--- BEGIN ---

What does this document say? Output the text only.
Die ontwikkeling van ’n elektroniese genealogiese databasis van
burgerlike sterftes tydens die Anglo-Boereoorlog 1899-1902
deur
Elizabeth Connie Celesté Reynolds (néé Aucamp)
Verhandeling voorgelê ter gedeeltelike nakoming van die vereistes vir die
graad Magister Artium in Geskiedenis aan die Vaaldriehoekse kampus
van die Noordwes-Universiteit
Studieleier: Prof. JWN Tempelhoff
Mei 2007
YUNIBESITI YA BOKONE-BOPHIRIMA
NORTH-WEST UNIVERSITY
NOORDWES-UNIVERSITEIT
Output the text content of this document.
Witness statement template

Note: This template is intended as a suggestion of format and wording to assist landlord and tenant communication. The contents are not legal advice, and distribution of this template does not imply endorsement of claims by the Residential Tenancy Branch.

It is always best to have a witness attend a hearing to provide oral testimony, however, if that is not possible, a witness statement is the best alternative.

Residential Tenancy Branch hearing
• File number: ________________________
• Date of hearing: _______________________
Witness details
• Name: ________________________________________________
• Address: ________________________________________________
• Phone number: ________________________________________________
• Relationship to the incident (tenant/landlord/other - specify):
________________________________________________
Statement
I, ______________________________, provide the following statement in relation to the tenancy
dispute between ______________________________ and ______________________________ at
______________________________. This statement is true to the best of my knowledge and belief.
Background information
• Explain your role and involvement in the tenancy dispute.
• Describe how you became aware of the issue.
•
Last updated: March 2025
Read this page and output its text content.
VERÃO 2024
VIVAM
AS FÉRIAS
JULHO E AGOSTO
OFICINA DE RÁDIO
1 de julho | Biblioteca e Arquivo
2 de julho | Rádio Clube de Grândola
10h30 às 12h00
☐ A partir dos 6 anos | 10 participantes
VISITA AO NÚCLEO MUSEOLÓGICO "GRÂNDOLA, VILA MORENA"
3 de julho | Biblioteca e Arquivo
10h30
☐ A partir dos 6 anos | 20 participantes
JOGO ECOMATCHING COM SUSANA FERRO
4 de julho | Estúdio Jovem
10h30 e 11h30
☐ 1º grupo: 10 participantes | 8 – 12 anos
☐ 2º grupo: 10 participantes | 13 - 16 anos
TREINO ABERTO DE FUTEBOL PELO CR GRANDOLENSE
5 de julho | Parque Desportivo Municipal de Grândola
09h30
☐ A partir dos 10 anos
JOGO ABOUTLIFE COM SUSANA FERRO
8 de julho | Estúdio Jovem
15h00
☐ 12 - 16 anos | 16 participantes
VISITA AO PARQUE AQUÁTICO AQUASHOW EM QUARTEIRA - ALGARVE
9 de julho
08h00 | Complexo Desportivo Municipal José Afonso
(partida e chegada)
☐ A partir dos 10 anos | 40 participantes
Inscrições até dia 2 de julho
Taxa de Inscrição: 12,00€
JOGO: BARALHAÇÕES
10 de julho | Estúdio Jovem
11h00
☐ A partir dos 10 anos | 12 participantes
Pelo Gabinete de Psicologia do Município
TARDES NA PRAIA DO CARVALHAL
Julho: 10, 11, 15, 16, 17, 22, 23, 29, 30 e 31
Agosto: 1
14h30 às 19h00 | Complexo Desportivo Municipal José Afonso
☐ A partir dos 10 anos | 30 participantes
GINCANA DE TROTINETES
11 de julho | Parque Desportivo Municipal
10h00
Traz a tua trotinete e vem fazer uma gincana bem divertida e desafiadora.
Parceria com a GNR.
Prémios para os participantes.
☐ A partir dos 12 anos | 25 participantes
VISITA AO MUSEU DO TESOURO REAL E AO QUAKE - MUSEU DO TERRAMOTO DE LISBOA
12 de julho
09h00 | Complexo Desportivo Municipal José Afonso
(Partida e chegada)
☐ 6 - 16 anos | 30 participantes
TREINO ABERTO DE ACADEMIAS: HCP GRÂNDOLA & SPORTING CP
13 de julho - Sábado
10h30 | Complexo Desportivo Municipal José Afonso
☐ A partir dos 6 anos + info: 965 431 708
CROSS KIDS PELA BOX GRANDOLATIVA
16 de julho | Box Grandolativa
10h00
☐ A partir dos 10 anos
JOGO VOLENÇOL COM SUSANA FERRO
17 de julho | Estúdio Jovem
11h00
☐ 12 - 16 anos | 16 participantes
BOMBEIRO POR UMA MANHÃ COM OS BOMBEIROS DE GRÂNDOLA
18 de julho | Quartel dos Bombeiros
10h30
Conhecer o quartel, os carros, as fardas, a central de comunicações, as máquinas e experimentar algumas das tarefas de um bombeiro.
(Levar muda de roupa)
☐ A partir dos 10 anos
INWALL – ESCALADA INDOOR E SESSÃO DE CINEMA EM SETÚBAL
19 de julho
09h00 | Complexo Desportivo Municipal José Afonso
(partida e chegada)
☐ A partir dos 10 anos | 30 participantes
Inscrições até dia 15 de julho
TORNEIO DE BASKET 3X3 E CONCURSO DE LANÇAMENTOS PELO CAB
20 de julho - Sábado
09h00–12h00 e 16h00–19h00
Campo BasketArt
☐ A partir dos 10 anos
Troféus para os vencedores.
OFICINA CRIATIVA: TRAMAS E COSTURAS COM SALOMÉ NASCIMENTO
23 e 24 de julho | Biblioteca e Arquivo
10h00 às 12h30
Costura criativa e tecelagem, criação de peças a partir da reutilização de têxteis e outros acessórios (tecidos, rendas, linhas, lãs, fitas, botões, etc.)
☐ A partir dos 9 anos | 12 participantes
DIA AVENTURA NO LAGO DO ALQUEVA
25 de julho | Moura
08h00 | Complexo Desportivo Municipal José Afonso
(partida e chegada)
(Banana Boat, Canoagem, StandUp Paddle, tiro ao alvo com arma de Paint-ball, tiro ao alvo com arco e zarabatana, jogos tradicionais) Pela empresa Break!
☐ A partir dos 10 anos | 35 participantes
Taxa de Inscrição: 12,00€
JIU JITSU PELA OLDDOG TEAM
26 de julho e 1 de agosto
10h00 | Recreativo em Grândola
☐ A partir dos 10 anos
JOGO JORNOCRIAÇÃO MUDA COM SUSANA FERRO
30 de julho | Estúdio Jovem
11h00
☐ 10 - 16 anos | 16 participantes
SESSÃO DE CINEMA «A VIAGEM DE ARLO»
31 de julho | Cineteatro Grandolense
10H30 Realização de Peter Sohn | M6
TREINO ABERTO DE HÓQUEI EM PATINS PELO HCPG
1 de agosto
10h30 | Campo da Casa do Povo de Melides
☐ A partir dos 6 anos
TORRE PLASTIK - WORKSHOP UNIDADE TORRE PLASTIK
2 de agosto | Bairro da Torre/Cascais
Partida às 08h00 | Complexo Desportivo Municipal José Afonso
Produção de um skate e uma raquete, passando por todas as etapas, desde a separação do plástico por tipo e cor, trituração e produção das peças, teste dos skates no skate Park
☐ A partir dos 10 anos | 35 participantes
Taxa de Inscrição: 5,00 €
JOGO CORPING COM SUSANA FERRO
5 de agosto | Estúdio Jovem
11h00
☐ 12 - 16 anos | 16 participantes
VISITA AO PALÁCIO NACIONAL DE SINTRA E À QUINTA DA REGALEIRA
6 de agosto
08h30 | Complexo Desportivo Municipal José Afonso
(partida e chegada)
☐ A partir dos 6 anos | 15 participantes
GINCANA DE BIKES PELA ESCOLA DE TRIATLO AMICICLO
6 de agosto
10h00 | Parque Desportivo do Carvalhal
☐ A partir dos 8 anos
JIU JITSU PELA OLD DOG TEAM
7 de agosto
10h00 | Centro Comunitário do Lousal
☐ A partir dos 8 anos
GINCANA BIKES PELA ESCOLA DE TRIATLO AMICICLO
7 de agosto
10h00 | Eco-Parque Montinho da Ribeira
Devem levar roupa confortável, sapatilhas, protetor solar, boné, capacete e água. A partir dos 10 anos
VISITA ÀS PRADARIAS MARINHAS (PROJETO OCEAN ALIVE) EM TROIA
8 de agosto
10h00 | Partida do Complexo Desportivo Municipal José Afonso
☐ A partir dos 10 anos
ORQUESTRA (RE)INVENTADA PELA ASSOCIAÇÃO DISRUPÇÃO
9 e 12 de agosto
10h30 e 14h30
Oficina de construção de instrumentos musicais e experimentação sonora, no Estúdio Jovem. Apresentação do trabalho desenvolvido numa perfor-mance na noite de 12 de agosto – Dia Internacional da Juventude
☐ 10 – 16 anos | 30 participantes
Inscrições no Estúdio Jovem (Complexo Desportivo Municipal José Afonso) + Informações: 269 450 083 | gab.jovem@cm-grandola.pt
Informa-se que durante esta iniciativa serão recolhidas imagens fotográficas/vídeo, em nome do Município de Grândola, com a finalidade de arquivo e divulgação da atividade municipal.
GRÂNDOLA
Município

--- END ---

◆ Work required
Copy all lines in the listing above where the string "VISITA" appears.

◆ Exercise solution
VISITA AO NÚCLEO MUSEOLÓGICO "GRÂNDOLA, VILA MORENA"
VISITA AO PARQUE AQUÁTICO AQUASHOW EM QUARTEIRA - ALGARVE
VISITA AO MUSEU DO TESOURO REAL E AO QUAKE - MUSEU DO TERRAMOTO DE LISBOA
VISITA AO PALÁCIO NACIONAL DE SINTRA E À QUINTA DA REGALEIRA
VISITA ÀS PRADARIAS MARINHAS (PROJETO OCEAN ALIVE) EM TROIA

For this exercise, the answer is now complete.